(WHAT IS ASKED):
Copy the records verbatim, starting at the line that contains "- tab-web-content-security[interactable]: Web" and continuing through the final line of the records.

(DATA FOR THE TASK):
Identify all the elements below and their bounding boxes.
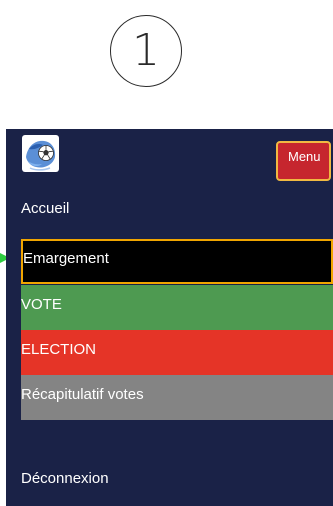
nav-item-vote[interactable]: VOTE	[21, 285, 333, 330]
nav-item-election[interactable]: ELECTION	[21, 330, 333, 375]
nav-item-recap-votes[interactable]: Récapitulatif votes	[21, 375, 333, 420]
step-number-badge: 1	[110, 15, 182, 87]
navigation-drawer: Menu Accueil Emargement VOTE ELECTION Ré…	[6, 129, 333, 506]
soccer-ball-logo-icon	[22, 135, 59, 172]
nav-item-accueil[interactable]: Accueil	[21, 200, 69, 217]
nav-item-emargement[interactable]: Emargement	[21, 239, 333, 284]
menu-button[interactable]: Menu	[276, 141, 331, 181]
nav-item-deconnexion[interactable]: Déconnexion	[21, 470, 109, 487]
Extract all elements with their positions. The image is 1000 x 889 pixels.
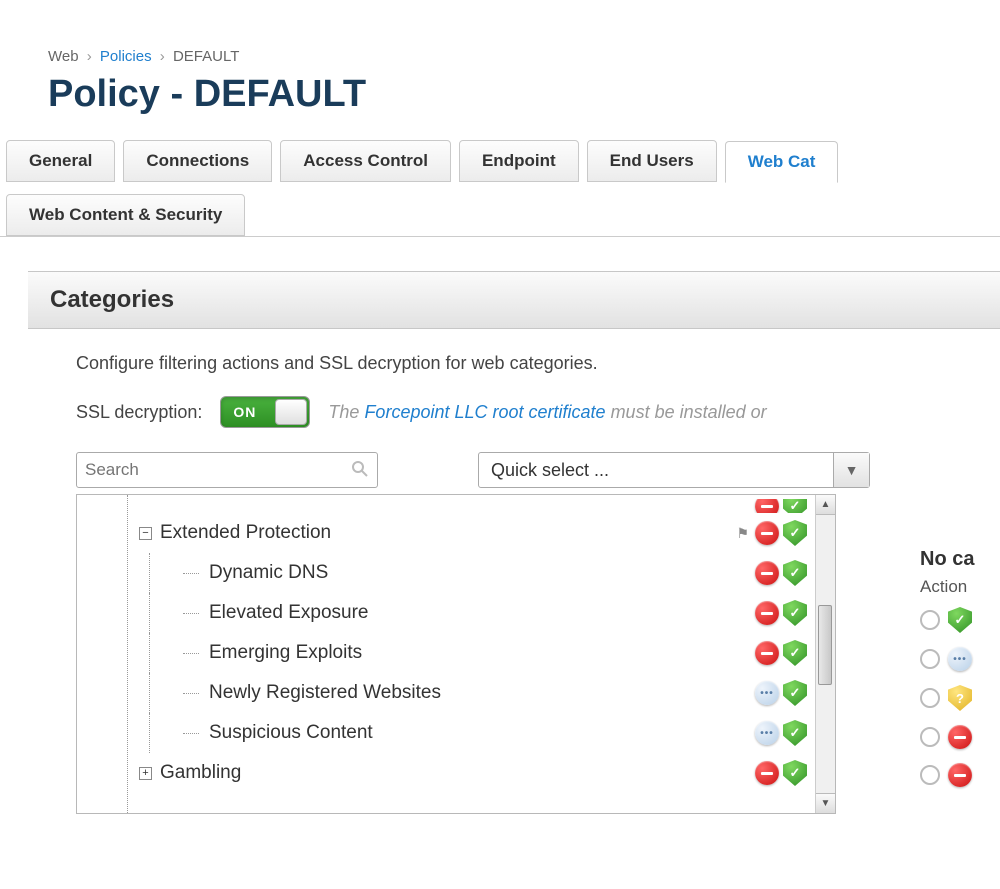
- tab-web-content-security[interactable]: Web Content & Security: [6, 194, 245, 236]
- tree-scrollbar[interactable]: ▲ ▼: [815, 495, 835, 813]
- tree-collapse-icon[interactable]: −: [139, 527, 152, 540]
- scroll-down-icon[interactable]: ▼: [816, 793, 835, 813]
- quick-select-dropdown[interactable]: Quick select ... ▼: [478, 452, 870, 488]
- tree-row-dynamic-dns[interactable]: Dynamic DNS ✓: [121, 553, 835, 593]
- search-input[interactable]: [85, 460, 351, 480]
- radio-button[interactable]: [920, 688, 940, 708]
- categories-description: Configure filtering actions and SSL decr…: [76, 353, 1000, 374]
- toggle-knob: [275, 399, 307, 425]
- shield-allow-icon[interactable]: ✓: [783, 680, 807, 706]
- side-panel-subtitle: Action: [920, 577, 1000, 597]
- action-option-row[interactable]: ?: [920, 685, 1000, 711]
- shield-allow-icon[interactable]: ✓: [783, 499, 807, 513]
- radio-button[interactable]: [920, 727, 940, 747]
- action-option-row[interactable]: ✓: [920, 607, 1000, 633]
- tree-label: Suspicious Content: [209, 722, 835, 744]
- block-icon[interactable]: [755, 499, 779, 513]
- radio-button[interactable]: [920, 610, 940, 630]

(ANSWER TO THE TASK):
- tab-web-content-security[interactable]: Web Content & Security: [6, 194, 245, 236]
- tree-scrollbar[interactable]: ▲ ▼: [815, 495, 835, 813]
- tree-collapse-icon[interactable]: −: [139, 527, 152, 540]
- scroll-down-icon[interactable]: ▼: [816, 793, 835, 813]
- quick-select-dropdown[interactable]: Quick select ... ▼: [478, 452, 870, 488]
- tree-row-dynamic-dns[interactable]: Dynamic DNS ✓: [121, 553, 835, 593]
- search-input[interactable]: [85, 460, 351, 480]
- radio-button[interactable]: [920, 688, 940, 708]
- categories-description: Configure filtering actions and SSL decr…: [76, 353, 1000, 374]
- toggle-knob: [275, 399, 307, 425]
- shield-allow-icon[interactable]: ✓: [783, 680, 807, 706]
- side-panel-subtitle: Action: [920, 577, 1000, 597]
- action-option-row[interactable]: ?: [920, 685, 1000, 711]
- shield-allow-icon[interactable]: ✓: [783, 499, 807, 513]
- radio-button[interactable]: [920, 727, 940, 747]
- action-option-row[interactable]: ✓: [920, 607, 1000, 633]
- tree-label: Suspicious Content: [209, 722, 835, 744]
- block-icon[interactable]: [755, 499, 779, 513]
- radio-button[interactable]: [920, 610, 940, 630]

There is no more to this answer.